* **Do this**
Give an exact copy of every line, leaving images out.

* **Material for this exercise**
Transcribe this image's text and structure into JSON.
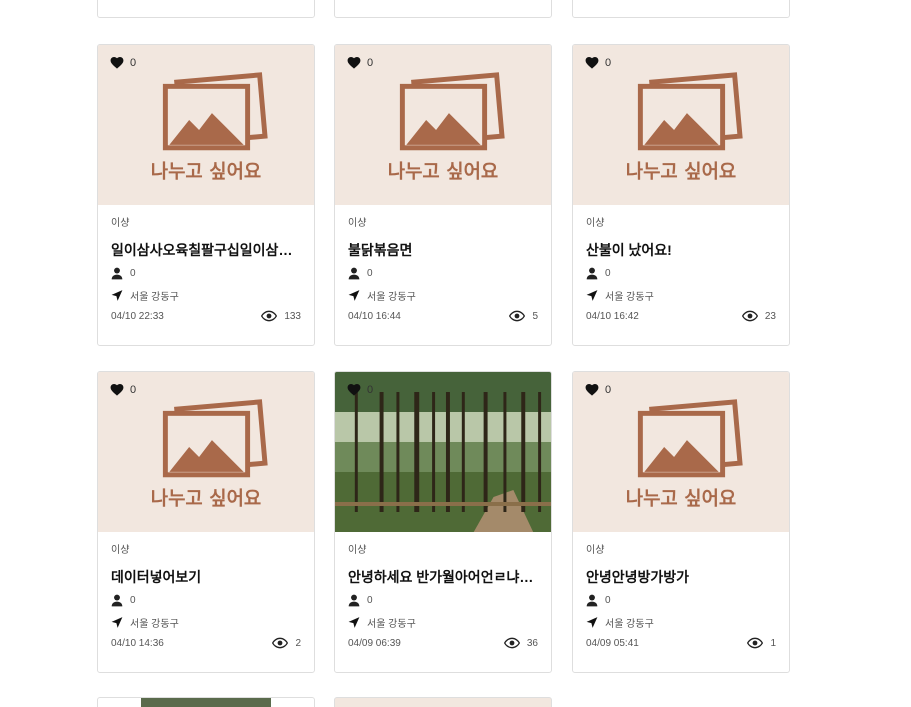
{
  "colors": {
    "placeholder_bg": "#f2e7df",
    "placeholder_brown": "#a9694a"
  },
  "placeholder_text": "나누고 싶어요",
  "cards": [
    {
      "likes": "0",
      "category": "이샹",
      "title": "일이삼사오육칠팔구십일이삼사오육칠팔구십",
      "author_count": "0",
      "location": "서울 강동구",
      "date": "04/10 22:33",
      "views": "133",
      "image": "placeholder"
    },
    {
      "likes": "0",
      "category": "이샹",
      "title": "불닭볶음면",
      "author_count": "0",
      "location": "서울 강동구",
      "date": "04/10 16:44",
      "views": "5",
      "image": "placeholder"
    },
    {
      "likes": "0",
      "category": "이샹",
      "title": "산불이 났어요!",
      "author_count": "0",
      "location": "서울 강동구",
      "date": "04/10 16:42",
      "views": "23",
      "image": "placeholder"
    },
    {
      "likes": "0",
      "category": "이샹",
      "title": "데이터넣어보기",
      "author_count": "0",
      "location": "서울 강동구",
      "date": "04/10 14:36",
      "views": "2",
      "image": "placeholder"
    },
    {
      "likes": "0",
      "category": "이샹",
      "title": "안녕하세요 반가월아어언ㄹ냐어ㅏ",
      "author_count": "0",
      "location": "서울 강동구",
      "date": "04/09 06:39",
      "views": "36",
      "image": "photo-forest"
    },
    {
      "likes": "0",
      "category": "이샹",
      "title": "안녕안녕방가방가",
      "author_count": "0",
      "location": "서울 강동구",
      "date": "04/09 05:41",
      "views": "1",
      "image": "placeholder"
    }
  ],
  "icons": {
    "like": "heart-icon",
    "author": "person-icon",
    "location": "location-arrow-icon",
    "views": "eye-icon",
    "placeholder": "image-gallery-icon"
  }
}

* **Written response**
Transcribe this image's text and structure into JSON.
{
  "colors": {
    "placeholder_bg": "#f2e7df",
    "placeholder_brown": "#a9694a"
  },
  "placeholder_text": "나누고 싶어요",
  "cards": [
    {
      "likes": "0",
      "category": "이샹",
      "title": "일이삼사오육칠팔구십일이삼사오육칠팔구십",
      "author_count": "0",
      "location": "서울 강동구",
      "date": "04/10 22:33",
      "views": "133",
      "image": "placeholder"
    },
    {
      "likes": "0",
      "category": "이샹",
      "title": "불닭볶음면",
      "author_count": "0",
      "location": "서울 강동구",
      "date": "04/10 16:44",
      "views": "5",
      "image": "placeholder"
    },
    {
      "likes": "0",
      "category": "이샹",
      "title": "산불이 났어요!",
      "author_count": "0",
      "location": "서울 강동구",
      "date": "04/10 16:42",
      "views": "23",
      "image": "placeholder"
    },
    {
      "likes": "0",
      "category": "이샹",
      "title": "데이터넣어보기",
      "author_count": "0",
      "location": "서울 강동구",
      "date": "04/10 14:36",
      "views": "2",
      "image": "placeholder"
    },
    {
      "likes": "0",
      "category": "이샹",
      "title": "안녕하세요 반가월아어언ㄹ냐어ㅏ",
      "author_count": "0",
      "location": "서울 강동구",
      "date": "04/09 06:39",
      "views": "36",
      "image": "photo-forest"
    },
    {
      "likes": "0",
      "category": "이샹",
      "title": "안녕안녕방가방가",
      "author_count": "0",
      "location": "서울 강동구",
      "date": "04/09 05:41",
      "views": "1",
      "image": "placeholder"
    }
  ],
  "icons": {
    "like": "heart-icon",
    "author": "person-icon",
    "location": "location-arrow-icon",
    "views": "eye-icon",
    "placeholder": "image-gallery-icon"
  }
}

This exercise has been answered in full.